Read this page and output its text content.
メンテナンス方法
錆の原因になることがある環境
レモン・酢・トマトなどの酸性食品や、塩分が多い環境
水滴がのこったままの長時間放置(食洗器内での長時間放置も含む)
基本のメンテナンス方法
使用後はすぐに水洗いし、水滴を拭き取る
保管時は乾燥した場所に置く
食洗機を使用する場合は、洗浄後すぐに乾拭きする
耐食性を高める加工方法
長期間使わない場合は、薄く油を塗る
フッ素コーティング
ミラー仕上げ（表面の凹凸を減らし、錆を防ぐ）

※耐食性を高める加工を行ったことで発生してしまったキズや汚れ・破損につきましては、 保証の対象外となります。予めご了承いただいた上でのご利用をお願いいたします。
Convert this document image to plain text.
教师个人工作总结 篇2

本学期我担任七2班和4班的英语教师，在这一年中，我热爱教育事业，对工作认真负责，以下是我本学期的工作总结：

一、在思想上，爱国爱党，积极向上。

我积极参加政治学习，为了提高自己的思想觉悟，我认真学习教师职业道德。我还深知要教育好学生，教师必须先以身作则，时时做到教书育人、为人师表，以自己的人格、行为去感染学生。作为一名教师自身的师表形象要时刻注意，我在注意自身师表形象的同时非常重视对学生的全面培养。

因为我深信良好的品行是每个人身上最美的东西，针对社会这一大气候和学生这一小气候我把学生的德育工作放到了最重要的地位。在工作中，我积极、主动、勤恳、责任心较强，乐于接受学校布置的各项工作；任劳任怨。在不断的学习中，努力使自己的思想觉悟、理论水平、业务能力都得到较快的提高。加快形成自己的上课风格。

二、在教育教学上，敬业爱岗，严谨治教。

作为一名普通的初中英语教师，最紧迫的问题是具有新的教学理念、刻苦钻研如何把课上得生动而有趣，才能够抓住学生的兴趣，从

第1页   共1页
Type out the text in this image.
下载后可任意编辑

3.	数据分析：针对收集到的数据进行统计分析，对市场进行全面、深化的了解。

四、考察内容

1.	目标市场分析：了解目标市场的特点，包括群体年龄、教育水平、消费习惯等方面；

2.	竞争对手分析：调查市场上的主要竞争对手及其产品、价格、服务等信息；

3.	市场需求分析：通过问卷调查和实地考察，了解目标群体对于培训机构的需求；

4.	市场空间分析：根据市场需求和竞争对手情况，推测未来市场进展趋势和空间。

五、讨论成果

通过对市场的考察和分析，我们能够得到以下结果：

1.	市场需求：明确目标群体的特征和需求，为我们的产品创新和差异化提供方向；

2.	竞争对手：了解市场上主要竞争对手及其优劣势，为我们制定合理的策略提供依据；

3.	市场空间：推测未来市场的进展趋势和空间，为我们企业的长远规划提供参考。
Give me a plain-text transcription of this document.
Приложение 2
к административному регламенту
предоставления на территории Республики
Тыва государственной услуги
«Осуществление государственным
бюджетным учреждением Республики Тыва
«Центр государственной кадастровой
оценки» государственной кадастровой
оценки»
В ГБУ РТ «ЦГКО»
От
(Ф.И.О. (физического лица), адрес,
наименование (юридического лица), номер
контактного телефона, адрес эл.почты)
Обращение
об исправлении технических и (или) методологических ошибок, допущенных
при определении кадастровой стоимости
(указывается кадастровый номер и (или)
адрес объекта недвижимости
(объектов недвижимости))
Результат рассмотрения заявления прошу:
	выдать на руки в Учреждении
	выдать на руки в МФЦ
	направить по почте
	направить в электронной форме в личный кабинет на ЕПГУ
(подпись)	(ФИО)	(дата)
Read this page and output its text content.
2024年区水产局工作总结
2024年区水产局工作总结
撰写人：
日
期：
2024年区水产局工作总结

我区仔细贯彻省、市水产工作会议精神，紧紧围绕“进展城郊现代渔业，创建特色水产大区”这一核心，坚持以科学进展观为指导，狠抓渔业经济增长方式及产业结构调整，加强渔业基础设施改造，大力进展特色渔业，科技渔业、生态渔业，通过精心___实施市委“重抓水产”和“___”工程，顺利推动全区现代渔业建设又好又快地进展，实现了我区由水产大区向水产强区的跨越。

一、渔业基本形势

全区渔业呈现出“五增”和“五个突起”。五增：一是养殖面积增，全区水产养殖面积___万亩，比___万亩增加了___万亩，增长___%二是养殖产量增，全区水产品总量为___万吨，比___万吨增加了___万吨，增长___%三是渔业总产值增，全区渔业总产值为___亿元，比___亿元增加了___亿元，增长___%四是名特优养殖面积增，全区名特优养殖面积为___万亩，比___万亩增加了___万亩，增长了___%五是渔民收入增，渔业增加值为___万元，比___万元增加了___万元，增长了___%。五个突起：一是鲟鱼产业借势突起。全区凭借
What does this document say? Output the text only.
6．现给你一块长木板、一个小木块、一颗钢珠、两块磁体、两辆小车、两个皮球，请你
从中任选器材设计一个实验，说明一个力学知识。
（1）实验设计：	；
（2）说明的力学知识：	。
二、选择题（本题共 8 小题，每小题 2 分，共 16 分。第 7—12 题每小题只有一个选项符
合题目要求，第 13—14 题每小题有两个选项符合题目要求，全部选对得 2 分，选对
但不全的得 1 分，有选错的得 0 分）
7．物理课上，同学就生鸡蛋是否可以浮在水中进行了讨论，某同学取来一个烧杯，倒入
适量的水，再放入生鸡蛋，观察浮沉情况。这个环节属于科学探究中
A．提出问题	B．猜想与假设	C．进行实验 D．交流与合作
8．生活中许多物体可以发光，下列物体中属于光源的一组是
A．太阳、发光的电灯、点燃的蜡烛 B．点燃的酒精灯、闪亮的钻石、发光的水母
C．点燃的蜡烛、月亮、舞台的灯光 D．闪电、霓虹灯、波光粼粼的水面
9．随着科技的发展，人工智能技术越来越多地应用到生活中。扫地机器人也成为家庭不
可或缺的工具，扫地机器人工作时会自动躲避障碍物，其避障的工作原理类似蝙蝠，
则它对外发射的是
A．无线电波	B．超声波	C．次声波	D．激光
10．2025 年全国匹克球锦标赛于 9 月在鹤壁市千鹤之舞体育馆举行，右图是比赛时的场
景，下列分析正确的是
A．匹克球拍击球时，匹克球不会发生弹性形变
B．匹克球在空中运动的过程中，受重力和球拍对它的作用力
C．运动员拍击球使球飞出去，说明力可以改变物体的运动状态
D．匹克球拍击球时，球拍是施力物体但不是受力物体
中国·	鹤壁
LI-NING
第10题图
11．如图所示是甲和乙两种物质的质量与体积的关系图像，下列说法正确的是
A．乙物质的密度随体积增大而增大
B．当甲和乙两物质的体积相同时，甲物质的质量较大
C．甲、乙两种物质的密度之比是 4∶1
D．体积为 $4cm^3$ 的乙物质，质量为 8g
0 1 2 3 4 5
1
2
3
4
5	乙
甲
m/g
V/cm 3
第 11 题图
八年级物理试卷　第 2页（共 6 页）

### [YOUR INSTRUCTIONS]
Nothing but the lines from the line with "What does this" to the last line of the listing above should appear; please retype them exactly, both ends included.

### [TASK ANSWER]
What does this document say? Output the text only.
6．现给你一块长木板、一个小木块、一颗钢珠、两块磁体、两辆小车、两个皮球，请你
从中任选器材设计一个实验，说明一个力学知识。
（1）实验设计：	；
（2）说明的力学知识：	。
二、选择题（本题共 8 小题，每小题 2 分，共 16 分。第 7—12 题每小题只有一个选项符
合题目要求，第 13—14 题每小题有两个选项符合题目要求，全部选对得 2 分，选对
但不全的得 1 分，有选错的得 0 分）
7．物理课上，同学就生鸡蛋是否可以浮在水中进行了讨论，某同学取来一个烧杯，倒入
适量的水，再放入生鸡蛋，观察浮沉情况。这个环节属于科学探究中
A．提出问题	B．猜想与假设	C．进行实验 D．交流与合作
8．生活中许多物体可以发光，下列物体中属于光源的一组是
A．太阳、发光的电灯、点燃的蜡烛 B．点燃的酒精灯、闪亮的钻石、发光的水母
C．点燃的蜡烛、月亮、舞台的灯光 D．闪电、霓虹灯、波光粼粼的水面
9．随着科技的发展，人工智能技术越来越多地应用到生活中。扫地机器人也成为家庭不
可或缺的工具，扫地机器人工作时会自动躲避障碍物，其避障的工作原理类似蝙蝠，
则它对外发射的是
A．无线电波	B．超声波	C．次声波	D．激光
10．2025 年全国匹克球锦标赛于 9 月在鹤壁市千鹤之舞体育馆举行，右图是比赛时的场
景，下列分析正确的是
A．匹克球拍击球时，匹克球不会发生弹性形变
B．匹克球在空中运动的过程中，受重力和球拍对它的作用力
C．运动员拍击球使球飞出去，说明力可以改变物体的运动状态
D．匹克球拍击球时，球拍是施力物体但不是受力物体
中国·	鹤壁
LI-NING
第10题图
11．如图所示是甲和乙两种物质的质量与体积的关系图像，下列说法正确的是
A．乙物质的密度随体积增大而增大
B．当甲和乙两物质的体积相同时，甲物质的质量较大
C．甲、乙两种物质的密度之比是 4∶1
D．体积为 $4cm^3$ 的乙物质，质量为 8g
0 1 2 3 4 5
1
2
3
4
5	乙
甲
m/g
V/cm 3
第 11 题图
八年级物理试卷　第 2页（共 6 页）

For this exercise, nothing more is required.